DIRECTIONS FOR THIS TASK = Go through the listing and write out all of it exactly.

◇ ◇ ◇ ◇ ◇ ◇ ◇

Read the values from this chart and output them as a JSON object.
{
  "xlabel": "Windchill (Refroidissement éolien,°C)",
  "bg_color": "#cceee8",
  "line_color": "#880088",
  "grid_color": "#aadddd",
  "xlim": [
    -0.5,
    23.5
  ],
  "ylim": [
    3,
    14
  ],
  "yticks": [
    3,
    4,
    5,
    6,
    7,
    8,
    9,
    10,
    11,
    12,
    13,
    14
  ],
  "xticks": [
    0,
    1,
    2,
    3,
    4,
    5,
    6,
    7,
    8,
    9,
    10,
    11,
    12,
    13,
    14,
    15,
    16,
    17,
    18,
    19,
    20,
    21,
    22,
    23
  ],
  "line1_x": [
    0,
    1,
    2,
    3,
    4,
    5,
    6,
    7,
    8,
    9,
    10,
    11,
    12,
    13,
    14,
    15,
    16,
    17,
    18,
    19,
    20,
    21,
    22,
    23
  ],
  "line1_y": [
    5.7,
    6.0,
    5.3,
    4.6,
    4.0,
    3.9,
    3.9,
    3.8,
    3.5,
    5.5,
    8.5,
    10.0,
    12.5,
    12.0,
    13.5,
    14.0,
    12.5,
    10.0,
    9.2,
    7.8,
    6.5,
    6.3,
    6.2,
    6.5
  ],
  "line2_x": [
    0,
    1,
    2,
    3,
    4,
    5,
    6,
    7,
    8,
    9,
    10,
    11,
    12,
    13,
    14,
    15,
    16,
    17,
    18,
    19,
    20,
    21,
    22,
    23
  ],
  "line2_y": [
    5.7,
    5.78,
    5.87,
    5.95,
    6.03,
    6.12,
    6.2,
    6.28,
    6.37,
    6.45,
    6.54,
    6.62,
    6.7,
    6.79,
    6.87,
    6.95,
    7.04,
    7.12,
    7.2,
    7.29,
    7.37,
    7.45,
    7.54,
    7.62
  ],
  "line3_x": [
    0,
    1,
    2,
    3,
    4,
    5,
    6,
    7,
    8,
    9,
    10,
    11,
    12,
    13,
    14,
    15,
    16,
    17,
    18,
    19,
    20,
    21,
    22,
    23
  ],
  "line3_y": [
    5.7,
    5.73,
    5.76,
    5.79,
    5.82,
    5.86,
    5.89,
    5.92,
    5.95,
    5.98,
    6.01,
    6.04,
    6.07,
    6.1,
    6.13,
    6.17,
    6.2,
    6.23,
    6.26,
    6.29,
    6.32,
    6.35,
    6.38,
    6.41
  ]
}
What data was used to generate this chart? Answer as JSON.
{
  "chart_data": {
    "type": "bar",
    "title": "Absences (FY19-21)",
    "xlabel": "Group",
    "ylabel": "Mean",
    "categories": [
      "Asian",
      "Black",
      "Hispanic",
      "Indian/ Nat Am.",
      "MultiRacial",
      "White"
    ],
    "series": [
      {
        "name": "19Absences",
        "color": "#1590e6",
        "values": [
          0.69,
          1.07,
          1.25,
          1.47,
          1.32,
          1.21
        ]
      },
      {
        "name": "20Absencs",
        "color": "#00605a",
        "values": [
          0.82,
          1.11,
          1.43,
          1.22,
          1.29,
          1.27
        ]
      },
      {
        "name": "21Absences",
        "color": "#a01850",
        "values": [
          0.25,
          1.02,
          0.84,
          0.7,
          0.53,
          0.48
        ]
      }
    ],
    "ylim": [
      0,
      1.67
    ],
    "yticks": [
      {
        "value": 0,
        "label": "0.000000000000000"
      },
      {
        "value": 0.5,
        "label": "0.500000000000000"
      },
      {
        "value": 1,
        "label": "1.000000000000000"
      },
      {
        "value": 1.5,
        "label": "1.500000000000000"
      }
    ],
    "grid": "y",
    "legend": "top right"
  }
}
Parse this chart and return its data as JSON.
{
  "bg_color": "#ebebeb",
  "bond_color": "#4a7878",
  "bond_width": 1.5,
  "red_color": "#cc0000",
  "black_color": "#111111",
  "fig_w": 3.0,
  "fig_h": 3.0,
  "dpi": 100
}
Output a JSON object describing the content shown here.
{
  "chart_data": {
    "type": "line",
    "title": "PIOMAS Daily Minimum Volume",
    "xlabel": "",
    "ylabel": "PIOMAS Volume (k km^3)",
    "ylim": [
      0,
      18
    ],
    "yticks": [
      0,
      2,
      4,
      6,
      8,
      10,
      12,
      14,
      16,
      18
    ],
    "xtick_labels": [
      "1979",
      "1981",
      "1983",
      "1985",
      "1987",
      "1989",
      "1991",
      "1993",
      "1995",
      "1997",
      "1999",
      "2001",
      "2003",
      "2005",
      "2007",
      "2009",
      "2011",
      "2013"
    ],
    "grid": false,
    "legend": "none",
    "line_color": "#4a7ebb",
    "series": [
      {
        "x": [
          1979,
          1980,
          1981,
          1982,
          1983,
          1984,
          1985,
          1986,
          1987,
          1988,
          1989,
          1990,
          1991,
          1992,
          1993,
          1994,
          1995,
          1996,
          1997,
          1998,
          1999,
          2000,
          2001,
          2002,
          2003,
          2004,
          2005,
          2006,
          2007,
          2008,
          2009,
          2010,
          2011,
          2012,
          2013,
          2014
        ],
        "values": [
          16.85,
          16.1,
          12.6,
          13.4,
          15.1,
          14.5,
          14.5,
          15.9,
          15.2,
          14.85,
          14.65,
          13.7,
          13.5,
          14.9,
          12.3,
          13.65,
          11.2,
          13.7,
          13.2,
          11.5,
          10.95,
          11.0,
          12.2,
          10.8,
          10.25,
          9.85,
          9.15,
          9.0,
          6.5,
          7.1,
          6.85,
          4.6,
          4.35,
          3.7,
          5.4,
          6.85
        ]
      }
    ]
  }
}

◇ ◇ ◇ ◇ ◇ ◇ ◇

EXPECTED ANSWER =
Read the values from this chart and output them as a JSON object.
{
  "xlabel": "Windchill (Refroidissement éolien,°C)",
  "bg_color": "#cceee8",
  "line_color": "#880088",
  "grid_color": "#aadddd",
  "xlim": [
    -0.5,
    23.5
  ],
  "ylim": [
    3,
    14
  ],
  "yticks": [
    3,
    4,
    5,
    6,
    7,
    8,
    9,
    10,
    11,
    12,
    13,
    14
  ],
  "xticks": [
    0,
    1,
    2,
    3,
    4,
    5,
    6,
    7,
    8,
    9,
    10,
    11,
    12,
    13,
    14,
    15,
    16,
    17,
    18,
    19,
    20,
    21,
    22,
    23
  ],
  "line1_x": [
    0,
    1,
    2,
    3,
    4,
    5,
    6,
    7,
    8,
    9,
    10,
    11,
    12,
    13,
    14,
    15,
    16,
    17,
    18,
    19,
    20,
    21,
    22,
    23
  ],
  "line1_y": [
    5.7,
    6.0,
    5.3,
    4.6,
    4.0,
    3.9,
    3.9,
    3.8,
    3.5,
    5.5,
    8.5,
    10.0,
    12.5,
    12.0,
    13.5,
    14.0,
    12.5,
    10.0,
    9.2,
    7.8,
    6.5,
    6.3,
    6.2,
    6.5
  ],
  "line2_x": [
    0,
    1,
    2,
    3,
    4,
    5,
    6,
    7,
    8,
    9,
    10,
    11,
    12,
    13,
    14,
    15,
    16,
    17,
    18,
    19,
    20,
    21,
    22,
    23
  ],
  "line2_y": [
    5.7,
    5.78,
    5.87,
    5.95,
    6.03,
    6.12,
    6.2,
    6.28,
    6.37,
    6.45,
    6.54,
    6.62,
    6.7,
    6.79,
    6.87,
    6.95,
    7.04,
    7.12,
    7.2,
    7.29,
    7.37,
    7.45,
    7.54,
    7.62
  ],
  "line3_x": [
    0,
    1,
    2,
    3,
    4,
    5,
    6,
    7,
    8,
    9,
    10,
    11,
    12,
    13,
    14,
    15,
    16,
    17,
    18,
    19,
    20,
    21,
    22,
    23
  ],
  "line3_y": [
    5.7,
    5.73,
    5.76,
    5.79,
    5.82,
    5.86,
    5.89,
    5.92,
    5.95,
    5.98,
    6.01,
    6.04,
    6.07,
    6.1,
    6.13,
    6.17,
    6.2,
    6.23,
    6.26,
    6.29,
    6.32,
    6.35,
    6.38,
    6.41
  ]
}
What data was used to generate this chart? Answer as JSON.
{
  "chart_data": {
    "type": "bar",
    "title": "Absences (FY19-21)",
    "xlabel": "Group",
    "ylabel": "Mean",
    "categories": [
      "Asian",
      "Black",
      "Hispanic",
      "Indian/ Nat Am.",
      "MultiRacial",
      "White"
    ],
    "series": [
      {
        "name": "19Absences",
        "color": "#1590e6",
        "values": [
          0.69,
          1.07,
          1.25,
          1.47,
          1.32,
          1.21
        ]
      },
      {
        "name": "20Absencs",
        "color": "#00605a",
        "values": [
          0.82,
          1.11,
          1.43,
          1.22,
          1.29,
          1.27
        ]
      },
      {
        "name": "21Absences",
        "color": "#a01850",
        "values": [
          0.25,
          1.02,
          0.84,
          0.7,
          0.53,
          0.48
        ]
      }
    ],
    "ylim": [
      0,
      1.67
    ],
    "yticks": [
      {
        "value": 0,
        "label": "0.000000000000000"
      },
      {
        "value": 0.5,
        "label": "0.500000000000000"
      },
      {
        "value": 1,
        "label": "1.000000000000000"
      },
      {
        "value": 1.5,
        "label": "1.500000000000000"
      }
    ],
    "grid": "y",
    "legend": "top right"
  }
}
Parse this chart and return its data as JSON.
{
  "bg_color": "#ebebeb",
  "bond_color": "#4a7878",
  "bond_width": 1.5,
  "red_color": "#cc0000",
  "black_color": "#111111",
  "fig_w": 3.0,
  "fig_h": 3.0,
  "dpi": 100
}
Output a JSON object describing the content shown here.
{
  "chart_data": {
    "type": "line",
    "title": "PIOMAS Daily Minimum Volume",
    "xlabel": "",
    "ylabel": "PIOMAS Volume (k km^3)",
    "ylim": [
      0,
      18
    ],
    "yticks": [
      0,
      2,
      4,
      6,
      8,
      10,
      12,
      14,
      16,
      18
    ],
    "xtick_labels": [
      "1979",
      "1981",
      "1983",
      "1985",
      "1987",
      "1989",
      "1991",
      "1993",
      "1995",
      "1997",
      "1999",
      "2001",
      "2003",
      "2005",
      "2007",
      "2009",
      "2011",
      "2013"
    ],
    "grid": false,
    "legend": "none",
    "line_color": "#4a7ebb",
    "series": [
      {
        "x": [
          1979,
          1980,
          1981,
          1982,
          1983,
          1984,
          1985,
          1986,
          1987,
          1988,
          1989,
          1990,
          1991,
          1992,
          1993,
          1994,
          1995,
          1996,
          1997,
          1998,
          1999,
          2000,
          2001,
          2002,
          2003,
          2004,
          2005,
          2006,
          2007,
          2008,
          2009,
          2010,
          2011,
          2012,
          2013,
          2014
        ],
        "values": [
          16.85,
          16.1,
          12.6,
          13.4,
          15.1,
          14.5,
          14.5,
          15.9,
          15.2,
          14.85,
          14.65,
          13.7,
          13.5,
          14.9,
          12.3,
          13.65,
          11.2,
          13.7,
          13.2,
          11.5,
          10.95,
          11.0,
          12.2,
          10.8,
          10.25,
          9.85,
          9.15,
          9.0,
          6.5,
          7.1,
          6.85,
          4.6,
          4.35,
          3.7,
          5.4,
          6.85
        ]
      }
    ]
  }
}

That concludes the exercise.